List, from the lines below, each one with "Artworks" in it.

(Records from a collection of figures)

>> start

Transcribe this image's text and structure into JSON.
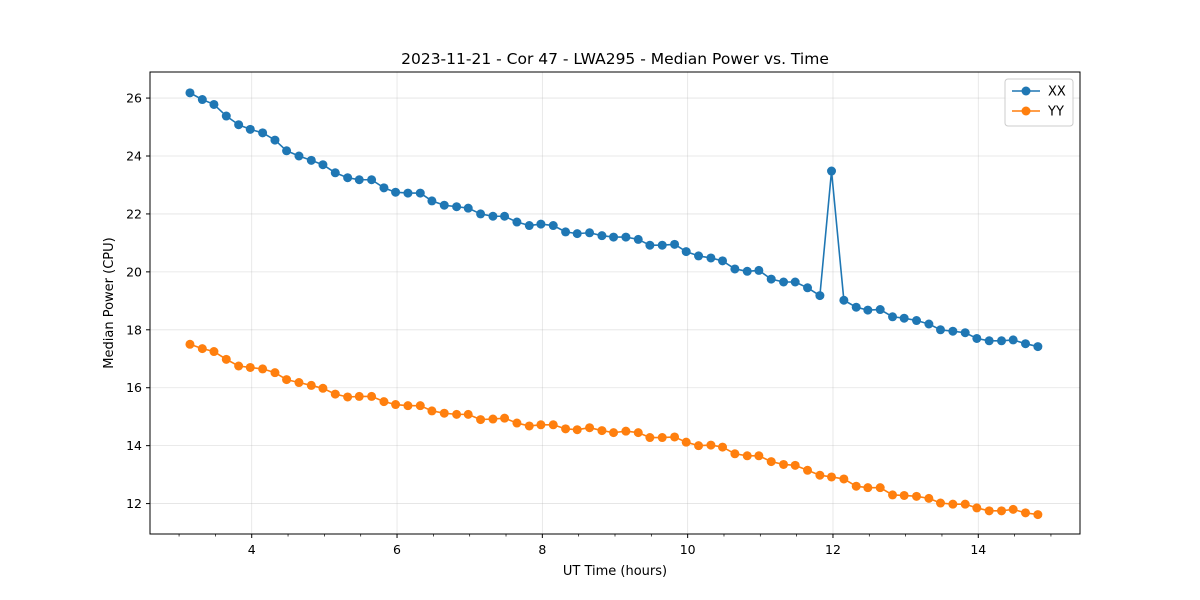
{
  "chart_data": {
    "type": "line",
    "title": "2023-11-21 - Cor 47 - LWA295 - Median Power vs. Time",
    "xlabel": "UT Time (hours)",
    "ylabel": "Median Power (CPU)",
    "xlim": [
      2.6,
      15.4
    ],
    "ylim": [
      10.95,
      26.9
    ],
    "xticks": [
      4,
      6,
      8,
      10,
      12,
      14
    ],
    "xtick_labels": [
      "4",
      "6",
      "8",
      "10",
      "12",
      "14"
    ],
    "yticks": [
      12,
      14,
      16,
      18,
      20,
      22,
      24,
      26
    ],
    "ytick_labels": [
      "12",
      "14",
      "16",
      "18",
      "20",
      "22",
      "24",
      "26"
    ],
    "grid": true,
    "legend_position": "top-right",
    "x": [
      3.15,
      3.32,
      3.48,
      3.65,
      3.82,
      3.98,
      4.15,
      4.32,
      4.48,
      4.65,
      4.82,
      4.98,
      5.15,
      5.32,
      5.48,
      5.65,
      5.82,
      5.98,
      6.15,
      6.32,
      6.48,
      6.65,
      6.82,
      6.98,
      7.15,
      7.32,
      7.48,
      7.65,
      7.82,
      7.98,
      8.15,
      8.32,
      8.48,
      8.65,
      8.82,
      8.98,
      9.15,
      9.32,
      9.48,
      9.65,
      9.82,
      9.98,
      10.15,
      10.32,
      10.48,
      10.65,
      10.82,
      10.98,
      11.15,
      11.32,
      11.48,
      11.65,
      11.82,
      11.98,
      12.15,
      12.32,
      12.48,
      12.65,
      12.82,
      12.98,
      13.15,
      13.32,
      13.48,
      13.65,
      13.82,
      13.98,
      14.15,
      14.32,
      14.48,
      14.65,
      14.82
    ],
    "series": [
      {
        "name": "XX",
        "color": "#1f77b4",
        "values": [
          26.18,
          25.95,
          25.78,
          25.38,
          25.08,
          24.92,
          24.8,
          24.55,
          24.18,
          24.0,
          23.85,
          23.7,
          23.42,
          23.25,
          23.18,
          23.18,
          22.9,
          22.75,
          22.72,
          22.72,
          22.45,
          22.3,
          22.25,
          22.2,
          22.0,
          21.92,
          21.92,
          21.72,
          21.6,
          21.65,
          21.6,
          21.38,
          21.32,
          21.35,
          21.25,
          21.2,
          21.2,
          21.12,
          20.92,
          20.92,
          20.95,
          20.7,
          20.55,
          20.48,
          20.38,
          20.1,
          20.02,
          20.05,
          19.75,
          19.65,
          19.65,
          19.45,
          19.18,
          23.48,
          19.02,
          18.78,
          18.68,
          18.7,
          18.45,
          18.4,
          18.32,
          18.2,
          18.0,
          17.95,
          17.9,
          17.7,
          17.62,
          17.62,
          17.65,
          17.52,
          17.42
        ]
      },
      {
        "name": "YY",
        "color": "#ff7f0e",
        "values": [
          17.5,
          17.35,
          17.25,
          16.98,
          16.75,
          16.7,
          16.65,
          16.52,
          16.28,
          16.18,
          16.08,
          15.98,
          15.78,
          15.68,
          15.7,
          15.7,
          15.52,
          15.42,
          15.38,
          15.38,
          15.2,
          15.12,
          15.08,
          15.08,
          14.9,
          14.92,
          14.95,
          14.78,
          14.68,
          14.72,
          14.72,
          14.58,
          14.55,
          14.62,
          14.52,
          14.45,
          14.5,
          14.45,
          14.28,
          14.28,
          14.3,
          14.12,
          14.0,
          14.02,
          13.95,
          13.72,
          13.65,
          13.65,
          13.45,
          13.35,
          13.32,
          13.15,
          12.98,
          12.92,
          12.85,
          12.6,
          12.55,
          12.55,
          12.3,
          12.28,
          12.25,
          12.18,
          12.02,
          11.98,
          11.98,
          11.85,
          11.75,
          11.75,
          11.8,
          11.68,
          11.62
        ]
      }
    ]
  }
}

>> end
>> start

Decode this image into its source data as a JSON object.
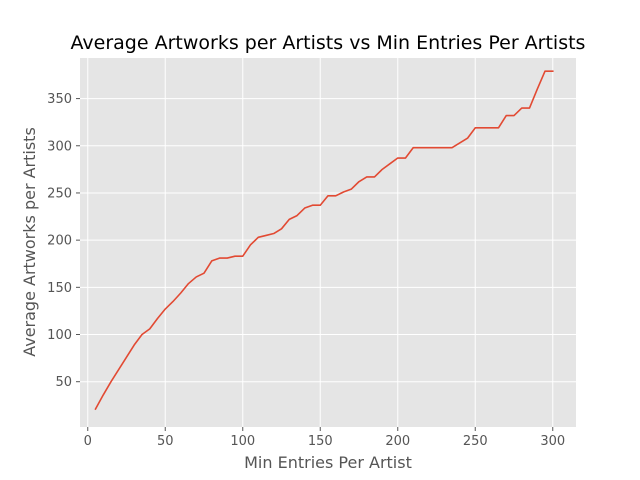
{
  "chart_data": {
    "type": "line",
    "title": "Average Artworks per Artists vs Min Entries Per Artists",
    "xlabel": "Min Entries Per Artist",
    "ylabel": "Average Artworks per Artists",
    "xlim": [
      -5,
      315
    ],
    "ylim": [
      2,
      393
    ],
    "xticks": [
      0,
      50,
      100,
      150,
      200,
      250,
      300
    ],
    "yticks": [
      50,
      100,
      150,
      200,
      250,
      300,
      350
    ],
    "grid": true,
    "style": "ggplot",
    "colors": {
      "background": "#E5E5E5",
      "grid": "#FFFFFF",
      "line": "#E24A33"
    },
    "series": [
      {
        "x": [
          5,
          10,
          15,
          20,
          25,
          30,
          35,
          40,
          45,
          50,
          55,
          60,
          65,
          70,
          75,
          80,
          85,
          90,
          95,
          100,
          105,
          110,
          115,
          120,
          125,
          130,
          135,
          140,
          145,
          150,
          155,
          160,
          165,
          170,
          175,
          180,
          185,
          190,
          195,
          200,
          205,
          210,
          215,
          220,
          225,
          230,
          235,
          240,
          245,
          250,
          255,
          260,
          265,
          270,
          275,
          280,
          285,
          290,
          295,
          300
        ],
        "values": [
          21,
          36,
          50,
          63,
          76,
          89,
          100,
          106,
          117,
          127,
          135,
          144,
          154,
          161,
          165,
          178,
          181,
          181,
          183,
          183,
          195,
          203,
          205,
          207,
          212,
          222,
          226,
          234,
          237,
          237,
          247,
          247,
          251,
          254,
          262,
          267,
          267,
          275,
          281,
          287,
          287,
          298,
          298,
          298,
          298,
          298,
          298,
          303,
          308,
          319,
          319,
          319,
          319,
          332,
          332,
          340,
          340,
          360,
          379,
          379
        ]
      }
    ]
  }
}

>> end

### TASK SOLUTION
    "title": "Average Artworks per Artists vs Min Entries Per Artists",
    "ylabel": "Average Artworks per Artists",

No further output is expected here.